*** Material for this task ***
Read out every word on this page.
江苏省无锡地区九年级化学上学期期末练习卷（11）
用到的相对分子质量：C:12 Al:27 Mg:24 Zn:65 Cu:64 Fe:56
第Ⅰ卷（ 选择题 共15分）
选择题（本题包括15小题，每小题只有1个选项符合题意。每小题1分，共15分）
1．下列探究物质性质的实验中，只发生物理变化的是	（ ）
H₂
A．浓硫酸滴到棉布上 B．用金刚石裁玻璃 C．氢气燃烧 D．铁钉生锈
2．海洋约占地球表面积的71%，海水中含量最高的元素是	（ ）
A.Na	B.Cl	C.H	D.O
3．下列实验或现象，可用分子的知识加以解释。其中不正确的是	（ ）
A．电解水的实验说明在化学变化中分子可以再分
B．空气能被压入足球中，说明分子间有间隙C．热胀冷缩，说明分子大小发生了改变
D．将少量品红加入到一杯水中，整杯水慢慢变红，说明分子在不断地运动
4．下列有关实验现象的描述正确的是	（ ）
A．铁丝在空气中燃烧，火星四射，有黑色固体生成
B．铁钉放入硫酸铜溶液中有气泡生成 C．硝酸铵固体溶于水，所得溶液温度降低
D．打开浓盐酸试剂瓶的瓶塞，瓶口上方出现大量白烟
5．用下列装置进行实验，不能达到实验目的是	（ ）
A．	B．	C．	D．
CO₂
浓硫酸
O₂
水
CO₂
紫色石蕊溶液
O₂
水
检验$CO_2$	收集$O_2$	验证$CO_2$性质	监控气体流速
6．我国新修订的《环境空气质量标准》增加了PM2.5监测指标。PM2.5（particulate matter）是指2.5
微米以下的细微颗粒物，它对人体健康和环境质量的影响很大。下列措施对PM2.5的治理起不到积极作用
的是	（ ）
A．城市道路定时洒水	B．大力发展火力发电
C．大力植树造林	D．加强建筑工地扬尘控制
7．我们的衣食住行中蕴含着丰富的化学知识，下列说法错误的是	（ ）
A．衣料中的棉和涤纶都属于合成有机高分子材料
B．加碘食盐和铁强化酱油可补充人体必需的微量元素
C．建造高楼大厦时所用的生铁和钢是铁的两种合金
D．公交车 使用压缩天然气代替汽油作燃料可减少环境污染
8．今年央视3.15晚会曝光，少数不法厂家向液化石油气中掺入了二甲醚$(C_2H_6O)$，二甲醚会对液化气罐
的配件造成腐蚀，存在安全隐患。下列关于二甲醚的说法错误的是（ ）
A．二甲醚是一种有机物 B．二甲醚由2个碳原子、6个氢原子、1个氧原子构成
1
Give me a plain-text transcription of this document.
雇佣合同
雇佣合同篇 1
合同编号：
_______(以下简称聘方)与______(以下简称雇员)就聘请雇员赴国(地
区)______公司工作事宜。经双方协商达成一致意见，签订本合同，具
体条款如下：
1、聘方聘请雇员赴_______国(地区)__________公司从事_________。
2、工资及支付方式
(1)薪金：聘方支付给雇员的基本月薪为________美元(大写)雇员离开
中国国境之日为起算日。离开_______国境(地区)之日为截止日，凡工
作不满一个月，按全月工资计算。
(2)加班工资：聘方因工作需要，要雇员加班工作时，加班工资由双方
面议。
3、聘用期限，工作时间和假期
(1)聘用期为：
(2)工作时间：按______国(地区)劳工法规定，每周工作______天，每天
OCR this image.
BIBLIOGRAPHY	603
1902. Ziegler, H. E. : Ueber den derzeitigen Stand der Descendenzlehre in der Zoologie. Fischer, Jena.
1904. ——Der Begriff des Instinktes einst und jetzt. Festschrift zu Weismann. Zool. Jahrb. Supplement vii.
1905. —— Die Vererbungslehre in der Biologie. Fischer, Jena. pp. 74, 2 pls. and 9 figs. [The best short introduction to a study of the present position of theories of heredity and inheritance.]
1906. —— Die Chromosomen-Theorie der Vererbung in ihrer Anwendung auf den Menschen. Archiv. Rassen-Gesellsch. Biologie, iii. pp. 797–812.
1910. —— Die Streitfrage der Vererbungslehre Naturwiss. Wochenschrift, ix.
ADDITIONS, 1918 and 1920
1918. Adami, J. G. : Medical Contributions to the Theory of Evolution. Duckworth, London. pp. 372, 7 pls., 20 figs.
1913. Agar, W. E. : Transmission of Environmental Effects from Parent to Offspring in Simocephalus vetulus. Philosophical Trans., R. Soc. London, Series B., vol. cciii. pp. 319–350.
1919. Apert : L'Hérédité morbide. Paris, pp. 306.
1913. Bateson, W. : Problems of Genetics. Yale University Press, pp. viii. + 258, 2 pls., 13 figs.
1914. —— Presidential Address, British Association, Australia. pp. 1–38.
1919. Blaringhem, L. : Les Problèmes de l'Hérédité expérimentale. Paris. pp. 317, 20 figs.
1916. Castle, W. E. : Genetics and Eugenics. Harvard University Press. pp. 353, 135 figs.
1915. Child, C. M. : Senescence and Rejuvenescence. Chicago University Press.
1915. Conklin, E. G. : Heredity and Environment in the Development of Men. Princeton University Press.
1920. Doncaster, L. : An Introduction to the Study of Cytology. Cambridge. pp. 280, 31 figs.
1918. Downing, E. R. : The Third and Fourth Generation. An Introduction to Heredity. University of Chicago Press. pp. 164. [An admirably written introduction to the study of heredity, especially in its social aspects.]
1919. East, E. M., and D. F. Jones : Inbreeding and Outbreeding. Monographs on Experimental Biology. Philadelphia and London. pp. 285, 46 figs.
***
→ **Exercise directions**
Take the data above and return it exactly.

→ **Correct response**
Read out every word on this page.
江苏省无锡地区九年级化学上学期期末练习卷（11）
用到的相对分子质量：C:12 Al:27 Mg:24 Zn:65 Cu:64 Fe:56
第Ⅰ卷（ 选择题 共15分）
选择题（本题包括15小题，每小题只有1个选项符合题意。每小题1分，共15分）
1．下列探究物质性质的实验中，只发生物理变化的是	（ ）
H₂
A．浓硫酸滴到棉布上 B．用金刚石裁玻璃 C．氢气燃烧 D．铁钉生锈
2．海洋约占地球表面积的71%，海水中含量最高的元素是	（ ）
A.Na	B.Cl	C.H	D.O
3．下列实验或现象，可用分子的知识加以解释。其中不正确的是	（ ）
A．电解水的实验说明在化学变化中分子可以再分
B．空气能被压入足球中，说明分子间有间隙C．热胀冷缩，说明分子大小发生了改变
D．将少量品红加入到一杯水中，整杯水慢慢变红，说明分子在不断地运动
4．下列有关实验现象的描述正确的是	（ ）
A．铁丝在空气中燃烧，火星四射，有黑色固体生成
B．铁钉放入硫酸铜溶液中有气泡生成 C．硝酸铵固体溶于水，所得溶液温度降低
D．打开浓盐酸试剂瓶的瓶塞，瓶口上方出现大量白烟
5．用下列装置进行实验，不能达到实验目的是	（ ）
A．	B．	C．	D．
CO₂
浓硫酸
O₂
水
CO₂
紫色石蕊溶液
O₂
水
检验$CO_2$	收集$O_2$	验证$CO_2$性质	监控气体流速
6．我国新修订的《环境空气质量标准》增加了PM2.5监测指标。PM2.5（particulate matter）是指2.5
微米以下的细微颗粒物，它对人体健康和环境质量的影响很大。下列措施对PM2.5的治理起不到积极作用
的是	（ ）
A．城市道路定时洒水	B．大力发展火力发电
C．大力植树造林	D．加强建筑工地扬尘控制
7．我们的衣食住行中蕴含着丰富的化学知识，下列说法错误的是	（ ）
A．衣料中的棉和涤纶都属于合成有机高分子材料
B．加碘食盐和铁强化酱油可补充人体必需的微量元素
C．建造高楼大厦时所用的生铁和钢是铁的两种合金
D．公交车 使用压缩天然气代替汽油作燃料可减少环境污染
8．今年央视3.15晚会曝光，少数不法厂家向液化石油气中掺入了二甲醚$(C_2H_6O)$，二甲醚会对液化气罐
的配件造成腐蚀，存在安全隐患。下列关于二甲醚的说法错误的是（ ）
A．二甲醚是一种有机物 B．二甲醚由2个碳原子、6个氢原子、1个氧原子构成
1
Give me a plain-text transcription of this document.
雇佣合同
雇佣合同篇 1
合同编号：
_______(以下简称聘方)与______(以下简称雇员)就聘请雇员赴国(地
区)______公司工作事宜。经双方协商达成一致意见，签订本合同，具
体条款如下：
1、聘方聘请雇员赴_______国(地区)__________公司从事_________。
2、工资及支付方式
(1)薪金：聘方支付给雇员的基本月薪为________美元(大写)雇员离开
中国国境之日为起算日。离开_______国境(地区)之日为截止日，凡工
作不满一个月，按全月工资计算。
(2)加班工资：聘方因工作需要，要雇员加班工作时，加班工资由双方
面议。
3、聘用期限，工作时间和假期
(1)聘用期为：
(2)工作时间：按______国(地区)劳工法规定，每周工作______天，每天
OCR this image.
BIBLIOGRAPHY	603
1902. Ziegler, H. E. : Ueber den derzeitigen Stand der Descendenzlehre in der Zoologie. Fischer, Jena.
1904. ——Der Begriff des Instinktes einst und jetzt. Festschrift zu Weismann. Zool. Jahrb. Supplement vii.
1905. —— Die Vererbungslehre in der Biologie. Fischer, Jena. pp. 74, 2 pls. and 9 figs. [The best short introduction to a study of the present position of theories of heredity and inheritance.]
1906. —— Die Chromosomen-Theorie der Vererbung in ihrer Anwendung auf den Menschen. Archiv. Rassen-Gesellsch. Biologie, iii. pp. 797–812.
1910. —— Die Streitfrage der Vererbungslehre Naturwiss. Wochenschrift, ix.
ADDITIONS, 1918 and 1920
1918. Adami, J. G. : Medical Contributions to the Theory of Evolution. Duckworth, London. pp. 372, 7 pls., 20 figs.
1913. Agar, W. E. : Transmission of Environmental Effects from Parent to Offspring in Simocephalus vetulus. Philosophical Trans., R. Soc. London, Series B., vol. cciii. pp. 319–350.
1919. Apert : L'Hérédité morbide. Paris, pp. 306.
1913. Bateson, W. : Problems of Genetics. Yale University Press, pp. viii. + 258, 2 pls., 13 figs.
1914. —— Presidential Address, British Association, Australia. pp. 1–38.
1919. Blaringhem, L. : Les Problèmes de l'Hérédité expérimentale. Paris. pp. 317, 20 figs.
1916. Castle, W. E. : Genetics and Eugenics. Harvard University Press. pp. 353, 135 figs.
1915. Child, C. M. : Senescence and Rejuvenescence. Chicago University Press.
1915. Conklin, E. G. : Heredity and Environment in the Development of Men. Princeton University Press.
1920. Doncaster, L. : An Introduction to the Study of Cytology. Cambridge. pp. 280, 31 figs.
1918. Downing, E. R. : The Third and Fourth Generation. An Introduction to Heredity. University of Chicago Press. pp. 164. [An admirably written introduction to the study of heredity, especially in its social aspects.]
1919. East, E. M., and D. F. Jones : Inbreeding and Outbreeding. Monographs on Experimental Biology. Philadelphia and London. pp. 285, 46 figs.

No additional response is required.